- [Entries supplied]:
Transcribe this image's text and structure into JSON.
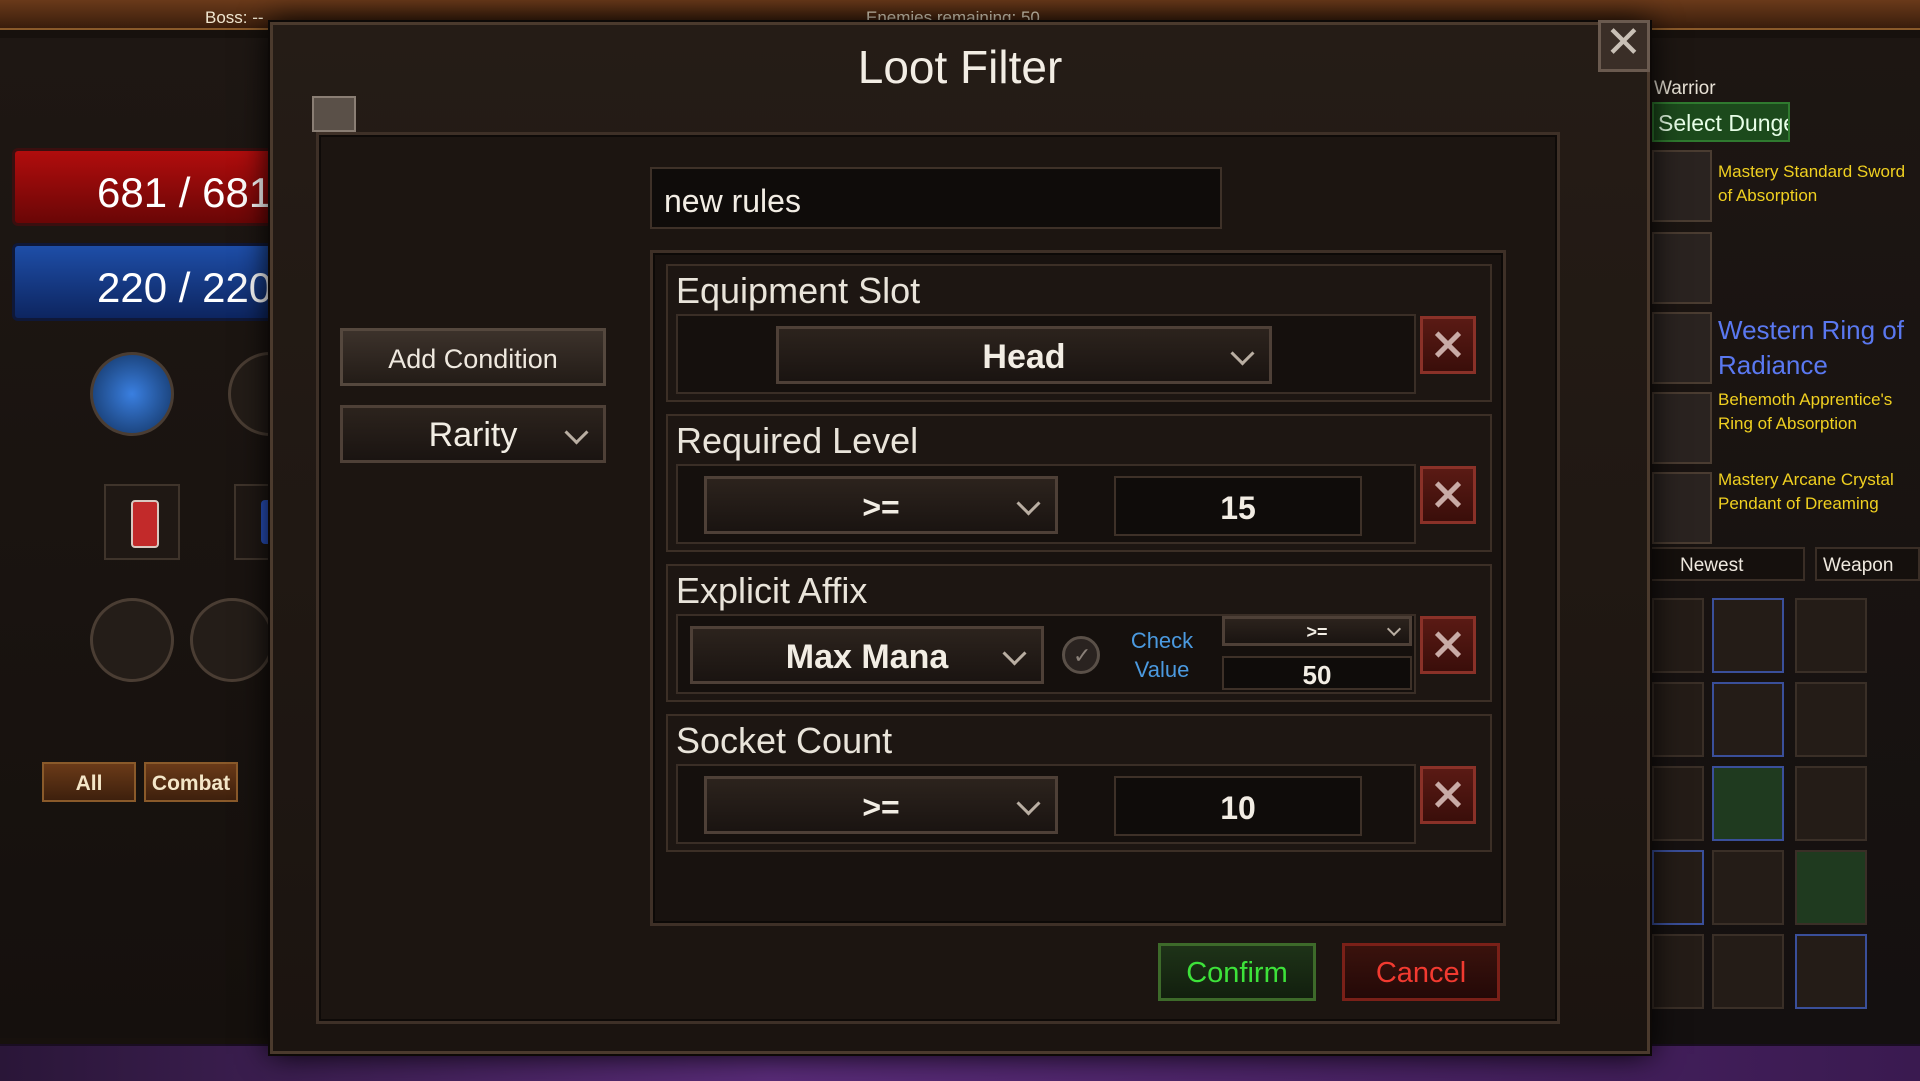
{
  "hud": {
    "boss_label": "Boss: --",
    "enemies_label": "Enemies remaining: 50",
    "hp_text": "681 / 681",
    "mp_text": "220 / 220",
    "tabs": [
      "All",
      "Combat"
    ]
  },
  "right_panel": {
    "class_text": "Warrior",
    "dungeon_button": "Select Dungeon",
    "items": [
      {
        "name": "Mastery Standard Sword of Absorption",
        "color": "#f0d020"
      },
      {
        "name": "Western Ring of Radiance",
        "color": "#5a78f0"
      },
      {
        "name": "Behemoth Apprentice's Ring of Absorption",
        "color": "#f0d020"
      },
      {
        "name": "Mastery Arcane Crystal Pendant of Dreaming",
        "color": "#f0d020"
      }
    ],
    "sort_select": "Newest",
    "type_select": "Weapon"
  },
  "dialog": {
    "title": "Loot Filter",
    "rule_name": "new rules",
    "add_condition_label": "Add Condition",
    "condition_type_select": "Rarity",
    "conditions": [
      {
        "title": "Equipment Slot",
        "select": "Head"
      },
      {
        "title": "Required Level",
        "operator": ">=",
        "value": "15"
      },
      {
        "title": "Explicit Affix",
        "select": "Max Mana",
        "check_value_label": "Check Value",
        "operator": ">=",
        "value": "50"
      },
      {
        "title": "Socket Count",
        "operator": ">=",
        "value": "10"
      }
    ],
    "confirm_label": "Confirm",
    "cancel_label": "Cancel"
  }
}
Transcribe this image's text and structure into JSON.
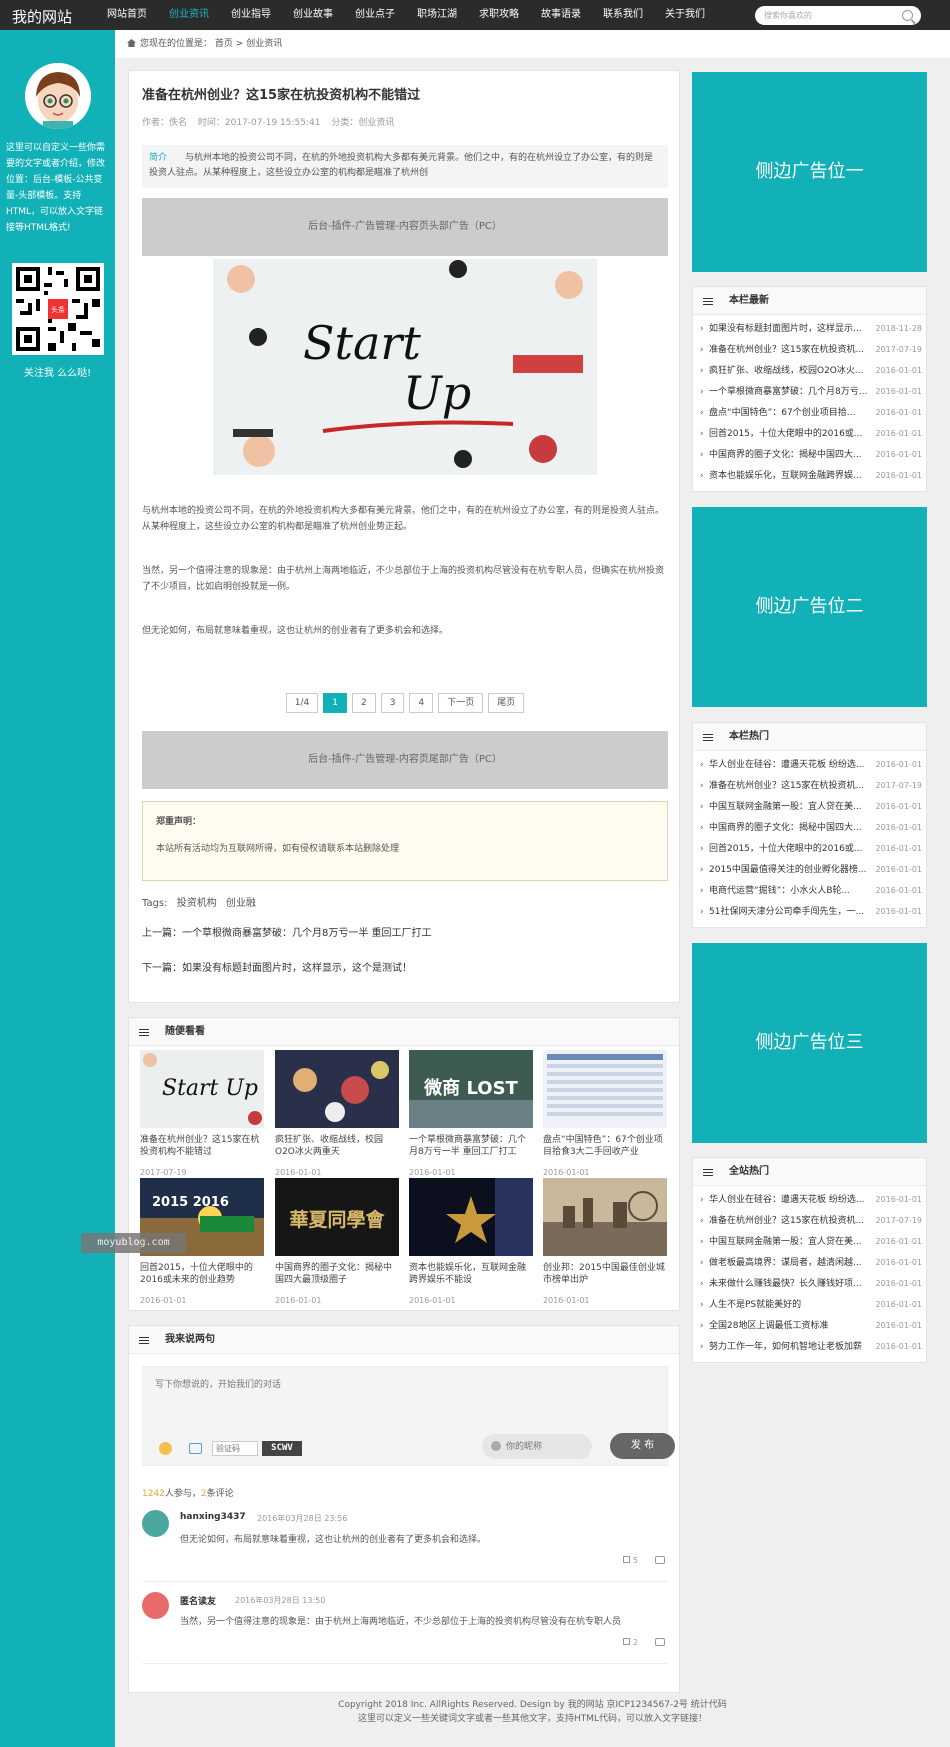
{
  "site": {
    "logo": "我的网站"
  },
  "nav": [
    {
      "label": "网站首页",
      "active": false
    },
    {
      "label": "创业资讯",
      "active": true
    },
    {
      "label": "创业指导",
      "active": false
    },
    {
      "label": "创业故事",
      "active": false
    },
    {
      "label": "创业点子",
      "active": false
    },
    {
      "label": "职场江湖",
      "active": false
    },
    {
      "label": "求职攻略",
      "active": false
    },
    {
      "label": "故事语录",
      "active": false
    },
    {
      "label": "联系我们",
      "active": false
    },
    {
      "label": "关于我们",
      "active": false
    }
  ],
  "search": {
    "placeholder": "搜索你喜欢的"
  },
  "leftbar": {
    "intro": "这里可以自定义一些你需要的文字或者介绍，修改位置：后台-模板-公共变量-头部模板。支持HTML，可以放入文字链接等HTML格式!",
    "qr_badge": "头条",
    "follow": "关注我 么么哒!"
  },
  "breadcrumb": {
    "prefix": "您现在的位置是：",
    "home": "首页",
    "sep": ">",
    "current": "创业资讯"
  },
  "article": {
    "title": "准备在杭州创业？这15家在杭投资机构不能错过",
    "author": "作者：佚名",
    "time": "时间：2017-07-19 15:55:41",
    "category": "分类：创业资讯",
    "summary_label": "简介",
    "summary": "与杭州本地的投资公司不同，在杭的外地投资机构大多都有美元背景。他们之中，有的在杭州设立了办公室，有的则是投资人驻点。从某种程度上，这些设立办公室的机构都是瞄准了杭州创",
    "ad_top": "后台-插件-广告管理-内容页头部广告（PC）",
    "paragraphs": [
      "与杭州本地的投资公司不同，在杭的外地投资机构大多都有美元背景。他们之中，有的在杭州设立了办公室，有的则是投资人驻点。从某种程度上，这些设立办公室的机构都是瞄准了杭州创业势正起。",
      "当然，另一个值得注意的现象是：由于杭州上海两地临近，不少总部位于上海的投资机构尽管没有在杭专职人员，但确实在杭州投资了不少项目，比如启明创投就是一例。",
      "但无论如何，布局就意味着重视，这也让杭州的创业者有了更多机会和选择。"
    ],
    "pager": [
      "1/4",
      "1",
      "2",
      "3",
      "4",
      "下一页",
      "尾页"
    ],
    "ad_bottom": "后台-插件-广告管理-内容页尾部广告（PC）",
    "notice_title": "郑重声明：",
    "notice_text": "本站所有活动均为互联网所得，如有侵权请联系本站删除处理",
    "tags_label": "Tags:",
    "tags": [
      "投资机构",
      "创业融"
    ],
    "prev": "上一篇：一个草根微商暴富梦破：几个月8万亏一半 重回工厂打工",
    "next": "下一篇：如果没有标题封面图片时，这样显示，这个是测试！"
  },
  "hero_image": {
    "line1": "Start",
    "line2": "Up"
  },
  "random": {
    "title": "随便看看",
    "items": [
      {
        "title": "准备在杭州创业？这15家在杭投资机构不能错过",
        "date": "2017-07-19",
        "thumb_text": "Start Up"
      },
      {
        "title": "疯狂扩张、收缩战线，校园O2O冰火两重天",
        "date": "2016-01-01",
        "thumb_text": ""
      },
      {
        "title": "一个草根微商暴富梦破：几个月8万亏一半 重回工厂打工",
        "date": "2016-01-01",
        "thumb_text": "微商 LOST"
      },
      {
        "title": "盘点“中国特色”：67个创业项目拾食3大二手回收产业",
        "date": "2016-01-01",
        "thumb_text": ""
      },
      {
        "title": "回首2015，十位大佬眼中的2016或未来的创业趋势",
        "date": "2016-01-01",
        "thumb_text": "2015 2016"
      },
      {
        "title": "中国商界的圈子文化：揭秘中国四大最顶级圈子",
        "date": "2016-01-01",
        "thumb_text": "華夏同學會"
      },
      {
        "title": "资本也能娱乐化，互联网金融跨界娱乐不能设",
        "date": "2016-01-01",
        "thumb_text": ""
      },
      {
        "title": "创业邦：2015中国最佳创业城市榜单出炉",
        "date": "2016-01-01",
        "thumb_text": ""
      }
    ]
  },
  "watermark": "moyublog.com",
  "comments": {
    "title": "我来说两句",
    "placeholder": "写下你想说的，开始我们的对话",
    "captcha_placeholder": "验证码",
    "captcha_code": "SCWV",
    "nick_placeholder": "你的昵称",
    "publish": "发 布",
    "participants": "1242",
    "participants_label": "人参与，",
    "count": "2",
    "count_label": "条评论",
    "list": [
      {
        "user": "hanxing3437",
        "time": "2016年03月28日 23:56",
        "text": "但无论如何，布局就意味着重视，这也让杭州的创业者有了更多机会和选择。",
        "likes": "5",
        "color": "#4aa7a0"
      },
      {
        "user": "匿名读友",
        "time": "2016年03月28日 13:50",
        "text": "当然，另一个值得注意的现象是：由于杭州上海两地临近，不少总部位于上海的投资机构尽管没有在杭专职人员",
        "likes": "2",
        "color": "#e86a6a"
      }
    ]
  },
  "side": {
    "ad1": "侧边广告位一",
    "ad2": "侧边广告位二",
    "ad3": "侧边广告位三",
    "latest": {
      "title": "本栏最新",
      "items": [
        {
          "t": "如果没有标题封面图片时，这样显示...",
          "d": "2018-11-28"
        },
        {
          "t": "准备在杭州创业？这15家在杭投资机...",
          "d": "2017-07-19"
        },
        {
          "t": "疯狂扩张、收缩战线，校园O2O冰火...",
          "d": "2016-01-01"
        },
        {
          "t": "一个草根微商暴富梦破：几个月8万亏...",
          "d": "2016-01-01"
        },
        {
          "t": "盘点“中国特色”：67个创业项目拾...",
          "d": "2016-01-01"
        },
        {
          "t": "回首2015，十位大佬眼中的2016或...",
          "d": "2016-01-01"
        },
        {
          "t": "中国商界的圈子文化：揭秘中国四大...",
          "d": "2016-01-01"
        },
        {
          "t": "资本也能娱乐化，互联网金融跨界娱...",
          "d": "2016-01-01"
        }
      ]
    },
    "hot": {
      "title": "本栏热门",
      "items": [
        {
          "t": "华人创业在硅谷：遭遇天花板 纷纷选...",
          "d": "2016-01-01"
        },
        {
          "t": "准备在杭州创业？这15家在杭投资机...",
          "d": "2017-07-19"
        },
        {
          "t": "中国互联网金融第一股：宜人贷在美...",
          "d": "2016-01-01"
        },
        {
          "t": "中国商界的圈子文化：揭秘中国四大...",
          "d": "2016-01-01"
        },
        {
          "t": "回首2015，十位大佬眼中的2016或...",
          "d": "2016-01-01"
        },
        {
          "t": "2015中国最值得关注的创业孵化器榜...",
          "d": "2016-01-01"
        },
        {
          "t": "电商代运营“掘钱”：小水火人B轮...",
          "d": "2016-01-01"
        },
        {
          "t": "51社保网天津分公司牵手闯先生，一...",
          "d": "2016-01-01"
        }
      ]
    },
    "sitehot": {
      "title": "全站热门",
      "items": [
        {
          "t": "华人创业在硅谷：遭遇天花板 纷纷选...",
          "d": "2016-01-01"
        },
        {
          "t": "准备在杭州创业？这15家在杭投资机...",
          "d": "2017-07-19"
        },
        {
          "t": "中国互联网金融第一股：宜人贷在美...",
          "d": "2016-01-01"
        },
        {
          "t": "做老板最高境界：谋局者，越清闲越...",
          "d": "2016-01-01"
        },
        {
          "t": "未来做什么赚钱最快？长久赚钱好项...",
          "d": "2016-01-01"
        },
        {
          "t": "人生不是PS就能美好的",
          "d": "2016-01-01"
        },
        {
          "t": "全国28地区上调最低工资标准",
          "d": "2016-01-01"
        },
        {
          "t": "努力工作一年，如何机智地让老板加薪",
          "d": "2016-01-01"
        }
      ]
    }
  },
  "footer": {
    "line1": "Copyright 2018 Inc. AllRights Reserved. Design by 我的网站 京ICP1234567-2号 统计代码",
    "line2": "这里可以定义一些关键词文字或者一些其他文字，支持HTML代码，可以放入文字链接！"
  }
}
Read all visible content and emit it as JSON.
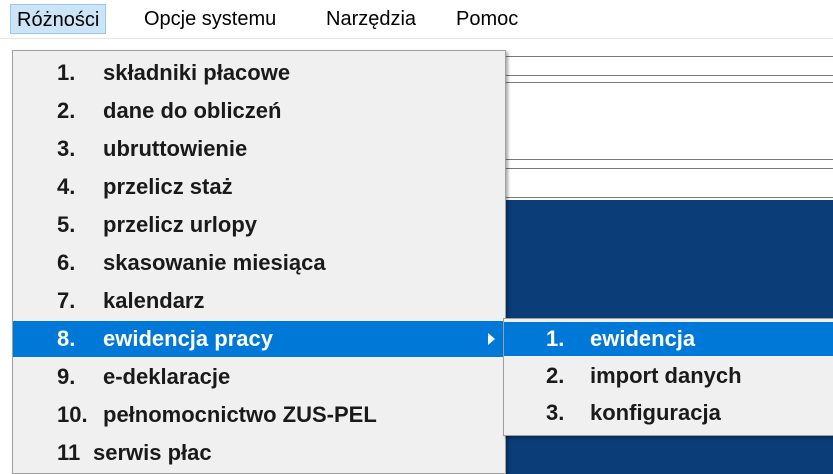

- [Task brief]: Search the records above for the string "布局就意味着重视". Copy every line that contains it.

- [Result of this exercise]:
      "但无论如何，布局就意味着重视，这也让杭州的创业者有了更多机会和选择。"
        "text": "但无论如何，布局就意味着重视，这也让杭州的创业者有了更多机会和选择。",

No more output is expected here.